[Records to process]
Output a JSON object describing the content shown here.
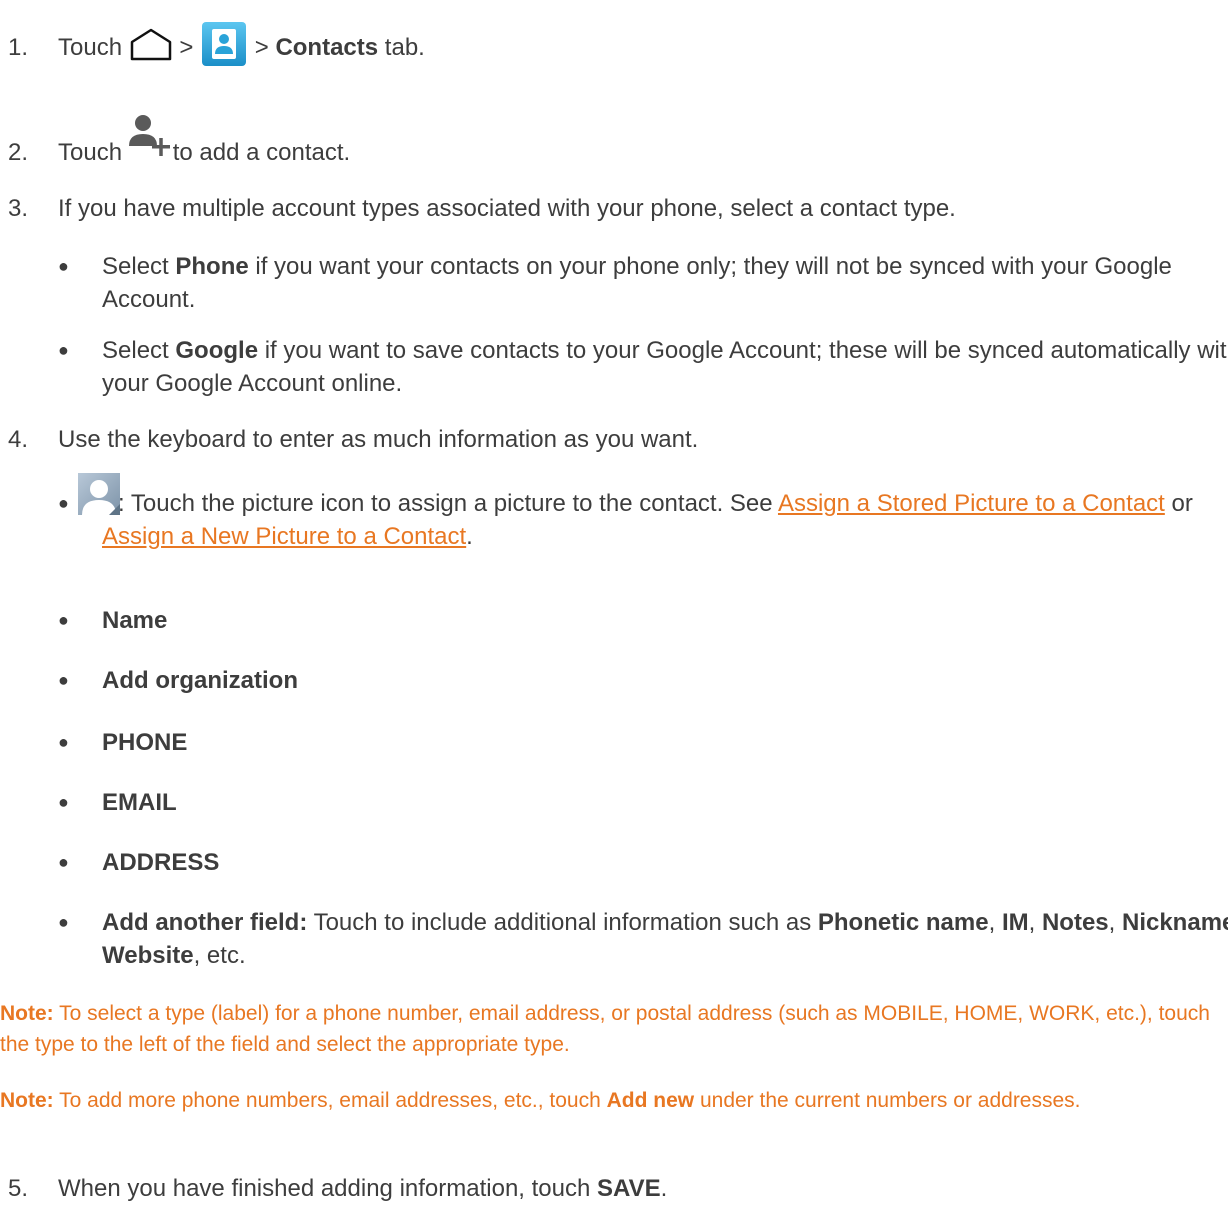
{
  "steps": [
    {
      "num": "1.",
      "touch": "Touch",
      "gt1": ">",
      "gt2": ">",
      "contacts": "Contacts",
      "tab": "tab."
    },
    {
      "num": "2.",
      "touch": "Touch",
      "rest": "to add a contact."
    },
    {
      "num": "3.",
      "text": "If you have multiple account types associated with your phone, select a contact type."
    },
    {
      "num": "4.",
      "text": "Use the keyboard to enter as much information as you want."
    },
    {
      "num": "5.",
      "text": "When you have finished adding information, touch",
      "save": "SAVE",
      "end": "."
    }
  ],
  "step3_bullets": {
    "phone": {
      "pre": "Select",
      "bold": "Phone",
      "post": "if you want your contacts on your phone only; they will not be synced with your Google Account."
    },
    "google": {
      "pre": "Select",
      "bold": "Google",
      "post": "if you want to save contacts to your Google Account; these will be synced automatically with your Google Account online."
    }
  },
  "step4_bullets": {
    "picture": {
      "text": ": Touch the picture icon to assign a picture to the contact. See",
      "link1": "Assign a Stored Picture to a Contact",
      "or": "or",
      "link2": "Assign a New Picture to a Contact",
      "end": "."
    },
    "name": "Name",
    "org": "Add organization",
    "phone": "PHONE",
    "email": "EMAIL",
    "address": "ADDRESS",
    "another": {
      "label": "Add another field:",
      "text": "Touch to include additional information such as",
      "b1": "Phonetic name",
      "c1": ",",
      "b2": "IM",
      "c2": ",",
      "b3": "Notes",
      "c3": ",",
      "b4": "Nickname",
      "c4": ",",
      "b5": "Website",
      "end": ", etc."
    }
  },
  "notes": [
    {
      "label": "Note:",
      "text": "To select a type (label) for a phone number, email address, or postal address (such as MOBILE, HOME, WORK, etc.), touch the type to the left of the field and select the appropriate type."
    },
    {
      "label": "Note:",
      "text": "To add more phone numbers, email addresses, etc., touch",
      "bold": "Add new",
      "post": "under the current numbers or addresses."
    }
  ],
  "bullet_char": "●",
  "colors": {
    "text": "#3d3d3d",
    "accent": "#e87722",
    "contacts_icon": "#2aa3d8"
  },
  "icons": [
    "home-icon",
    "contacts-app-icon",
    "add-contact-icon",
    "contact-picture-icon"
  ]
}
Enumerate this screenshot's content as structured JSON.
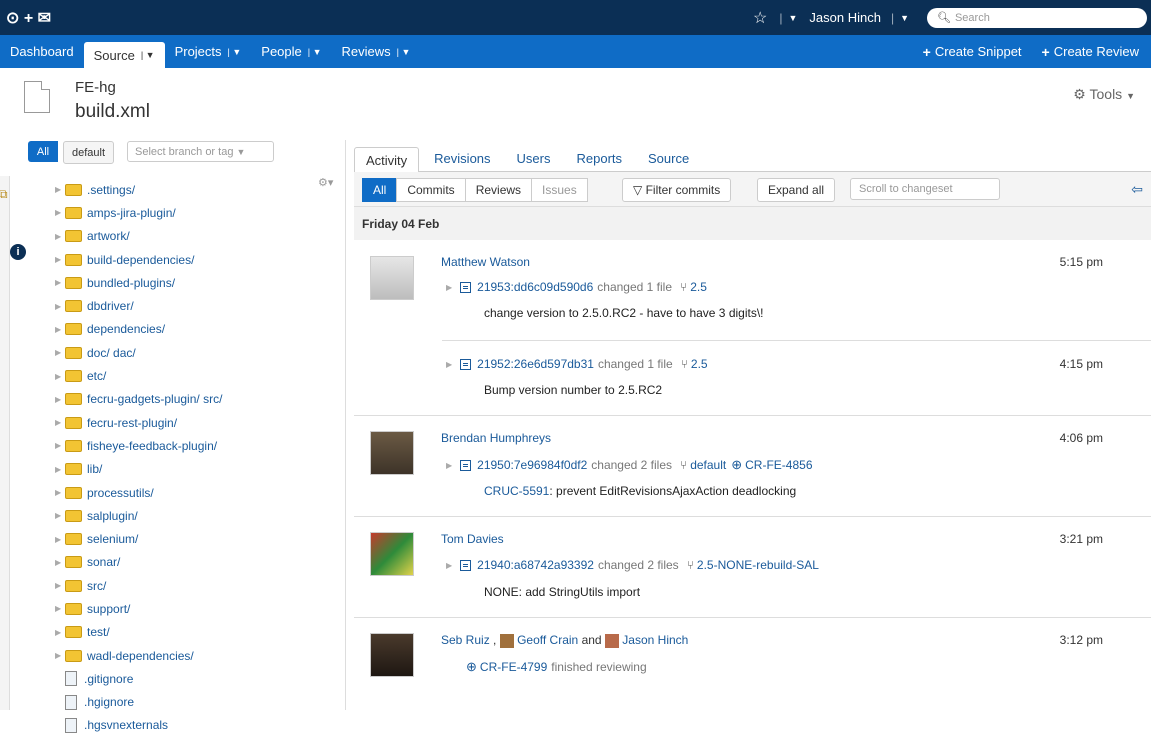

[Exercise] Your copy should match the records word for word, with the pictures removed.

[Task solution]
Output a JSON object describing the content shown here.
{
  "steps": [
    {
      "num": "1.",
      "touch": "Touch",
      "gt1": ">",
      "gt2": ">",
      "contacts": "Contacts",
      "tab": "tab."
    },
    {
      "num": "2.",
      "touch": "Touch",
      "rest": "to add a contact."
    },
    {
      "num": "3.",
      "text": "If you have multiple account types associated with your phone, select a contact type."
    },
    {
      "num": "4.",
      "text": "Use the keyboard to enter as much information as you want."
    },
    {
      "num": "5.",
      "text": "When you have finished adding information, touch",
      "save": "SAVE",
      "end": "."
    }
  ],
  "step3_bullets": {
    "phone": {
      "pre": "Select",
      "bold": "Phone",
      "post": "if you want your contacts on your phone only; they will not be synced with your Google Account."
    },
    "google": {
      "pre": "Select",
      "bold": "Google",
      "post": "if you want to save contacts to your Google Account; these will be synced automatically with your Google Account online."
    }
  },
  "step4_bullets": {
    "picture": {
      "text": ": Touch the picture icon to assign a picture to the contact. See",
      "link1": "Assign a Stored Picture to a Contact",
      "or": "or",
      "link2": "Assign a New Picture to a Contact",
      "end": "."
    },
    "name": "Name",
    "org": "Add organization",
    "phone": "PHONE",
    "email": "EMAIL",
    "address": "ADDRESS",
    "another": {
      "label": "Add another field:",
      "text": "Touch to include additional information such as",
      "b1": "Phonetic name",
      "c1": ",",
      "b2": "IM",
      "c2": ",",
      "b3": "Notes",
      "c3": ",",
      "b4": "Nickname",
      "c4": ",",
      "b5": "Website",
      "end": ", etc."
    }
  },
  "notes": [
    {
      "label": "Note:",
      "text": "To select a type (label) for a phone number, email address, or postal address (such as MOBILE, HOME, WORK, etc.), touch the type to the left of the field and select the appropriate type."
    },
    {
      "label": "Note:",
      "text": "To add more phone numbers, email addresses, etc., touch",
      "bold": "Add new",
      "post": "under the current numbers or addresses."
    }
  ],
  "bullet_char": "●",
  "colors": {
    "text": "#3d3d3d",
    "accent": "#e87722",
    "contacts_icon": "#2aa3d8"
  },
  "icons": [
    "home-icon",
    "contacts-app-icon",
    "add-contact-icon",
    "contact-picture-icon"
  ]
}
Enumerate this screenshot's content as structured JSON.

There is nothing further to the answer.